The attached patch marked some common formatting function as immutable,
only one partition prune test case needed fixing because of this. I only
changed
to_char/to_date/to_timestamp, however the whole list is below. I can
change
all of them if needed.
proname | count
-----------------+-------
to_ascii | 3
to_char | 8
to_date | 1
to_hex | 2
to_json | 1
to_jsonb | 1
to_number | 1
to_regclass | 1
to_regcollation | 1
to_regnamespace | 1
to_regoper | 1
to_regoperator | 1
to_regproc | 1
to_regprocedure | 1
to_regrole | 1
to_regtype | 1
to_timestamp | 2
to_tsquery | 2
to_tsvector | 6
(19 rows)
With this change, the exact issue on the beginning of this thread can be
fixed as
well with this patch.
--
Best Regards
Andy Fan
Attachments:
v1-0001-Mark-some-formating-builtin-function-as-immutable.patchapplication/octet-stream; name=v1-0001-Mark-some-formating-builtin-function-as-immutable.patchDownload
From c1cc1102815ef83114efbaff0117a18b23a473f6 Mon Sep 17 00:00:00 2001
From: =?UTF-8?q?=E4=B8=80=E6=8C=83?= <yizhi.fzh@alibaba-inc.com>
Date: Mon, 28 Sep 2020 09:59:41 +0800
Subject: [PATCH v1] Mark some formating builtin function as immutable.
Immutable function
usually has more chances for optimization.
---
src/include/catalog/pg_proc.dat | 22 +++++++++----------
src/test/regress/expected/partition_prune.out | 15 +++++--------
2 files changed, 16 insertions(+), 21 deletions(-)

Element boundary listing:
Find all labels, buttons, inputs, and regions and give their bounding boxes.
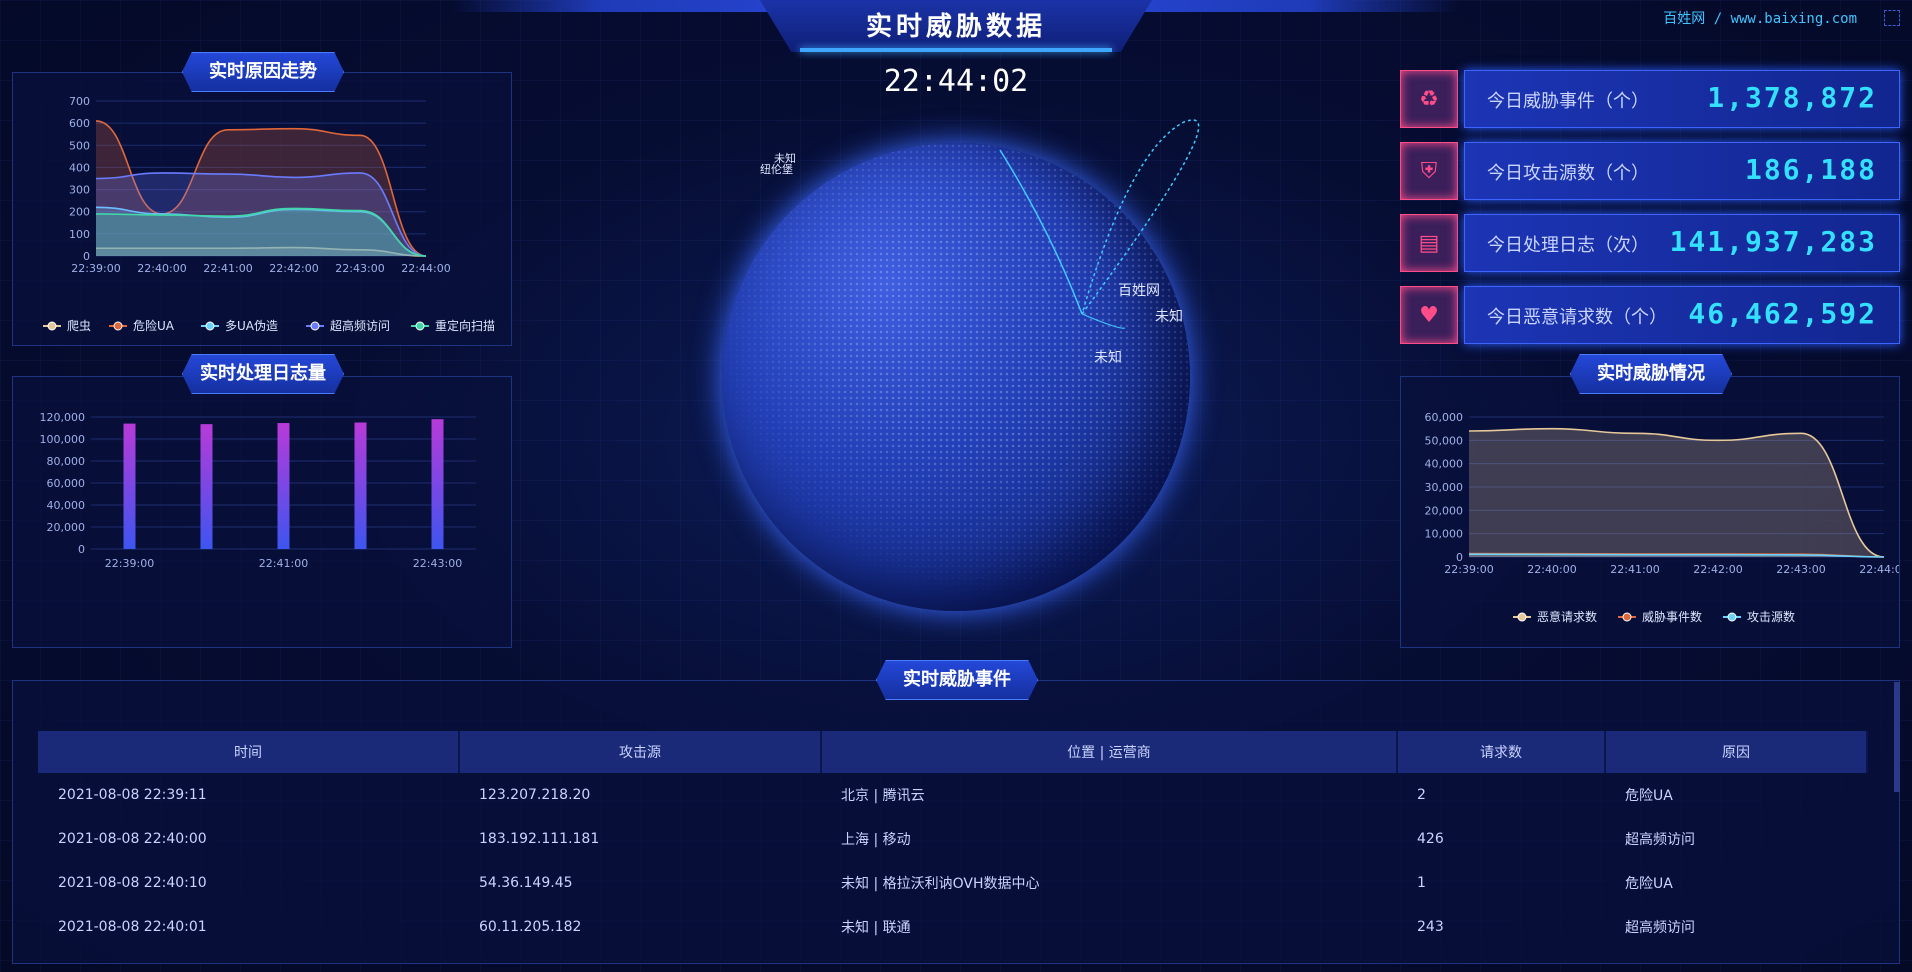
x-tick-label: 22:43:00 [1776,563,1825,576]
stat-value: 141,937,283 [1669,225,1877,258]
events-table: 时间 攻击源 位置 | 运营商 请求数 原因 2021-08-08 22:39:… [38,731,1868,949]
y-tick-label: 20,000 [1425,504,1464,517]
x-tick-label: 22:40:00 [1527,563,1576,576]
globe-label-nuremberg: 纽伦堡 [760,163,793,176]
cell-location: 未知 | 格拉沃利讷OVH数据中心 [841,876,1040,892]
cell-location: 上海 | 移动 [841,832,911,848]
stat-malicious-requests: 今日恶意请求数（个） 46,462,592 [1464,286,1900,344]
stat-label: 今日攻击源数（个） [1487,163,1649,184]
threat-status-title: 实时威胁情况 [1570,354,1732,394]
column-header: 位置 | 运营商 [821,731,1398,773]
stat-label: 今日威胁事件（个） [1487,91,1649,112]
cell-time: 2021-08-08 22:40:00 [58,831,207,847]
table-header-row: 时间 攻击源 位置 | 运营商 请求数 原因 [38,731,1868,773]
legend-label: 恶意请求数 [1537,609,1597,624]
series-area [1469,428,1884,557]
column-header: 攻击源 [459,731,822,773]
table-row[interactable]: 2021-08-08 22:40:10 54.36.149.45 未知 | 格拉… [38,861,1867,905]
cell-requests: 1 [1417,875,1426,891]
globe-label-baixing: 百姓网 [1118,283,1160,299]
stat-value: 1,378,872 [1707,81,1877,114]
cell-requests: 2 [1417,787,1426,803]
stat-label: 今日恶意请求数（个） [1487,307,1667,328]
cell-requests: 243 [1417,919,1444,935]
table-row[interactable]: 2021-08-08 22:40:00 183.192.111.181 上海 |… [38,817,1867,861]
cell-source: 123.207.218.20 [479,787,591,803]
recycle-icon: ♻ [1400,70,1458,128]
cell-reason: 超高频访问 [1625,920,1695,936]
stat-value: 186,188 [1744,153,1877,186]
stat-attack-sources: 今日攻击源数（个） 186,188 [1464,142,1900,200]
document-icon: ▤ [1400,214,1458,272]
column-header: 原因 [1605,731,1868,773]
stat-processed-logs: 今日处理日志（次） 141,937,283 [1464,214,1900,272]
threat-status-chart: 010,00020,00030,00040,00050,00060,00022:… [1425,411,1909,624]
stat-value: 46,462,592 [1688,297,1877,330]
legend-label: 攻击源数 [1747,609,1795,624]
y-tick-label: 50,000 [1425,434,1464,447]
legend-marker [1727,612,1737,622]
legend-label: 威胁事件数 [1642,609,1702,624]
legend-marker [1622,612,1632,622]
table-scrollbar[interactable] [1894,682,1900,792]
x-tick-label: 22:39:00 [1444,563,1493,576]
cell-location: 未知 | 联通 [841,920,911,936]
shield-icon: ⛨ [1400,142,1458,200]
cell-reason: 危险UA [1625,788,1673,804]
cell-requests: 426 [1417,831,1444,847]
cell-reason: 危险UA [1625,876,1673,892]
globe-label-unknown: 未知 [1155,309,1183,325]
column-header: 请求数 [1397,731,1606,773]
y-tick-label: 40,000 [1425,458,1464,471]
events-title: 实时威胁事件 [876,660,1038,700]
cell-source: 54.36.149.45 [479,875,573,891]
x-tick-label: 22:44:00 [1859,563,1899,576]
x-tick-label: 22:42:00 [1693,563,1742,576]
cell-source: 60.11.205.182 [479,919,582,935]
y-tick-label: 30,000 [1425,481,1464,494]
cell-location: 北京 | 腾讯云 [841,788,925,804]
column-header: 时间 [38,731,460,773]
y-tick-label: 60,000 [1425,411,1464,424]
cell-time: 2021-08-08 22:40:10 [58,875,207,891]
table-row[interactable]: 2021-08-08 22:39:11 123.207.218.20 北京 | … [38,773,1867,817]
cell-source: 183.192.111.181 [479,831,600,847]
table-row[interactable]: 2021-08-08 22:40:01 60.11.205.182 未知 | 联… [38,905,1867,949]
legend-marker [1517,612,1527,622]
stat-label: 今日处理日志（次） [1487,235,1649,256]
y-tick-label: 10,000 [1425,528,1464,541]
x-tick-label: 22:41:00 [1610,563,1659,576]
cell-time: 2021-08-08 22:39:11 [58,787,207,803]
globe-label-unknown: 未知 [1094,350,1122,366]
cell-time: 2021-08-08 22:40:01 [58,919,207,935]
cell-reason: 超高频访问 [1625,832,1695,848]
stat-threat-events: 今日威胁事件（个） 1,378,872 [1464,70,1900,128]
threat-status-panel: 0 10,000 20,000 30,000 40,000 50,000 60,000 22:… [1400,376,1909,648]
heartbeat-icon: ♥ [1400,286,1458,344]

Set of tasks.
**a.** In the patch post, which functions did the author actually change?
**b.** From the patch post, copy the passage that begins at the words "Immutable function" and stops after "insertions(+), 21 deletions(-)".
The listing is separate material with no connection to the patch post.

Results in order.
**a.** to_char, to_date, and to_timestamp.

**b.**
Immutable function
usually has more chances for optimization.
---
src/include/catalog/pg_proc.dat | 22 +++++++++----------
src/test/regress/expected/partition_prune.out | 15 +++++--------
2 files changed, 16 insertions(+), 21 deletions(-)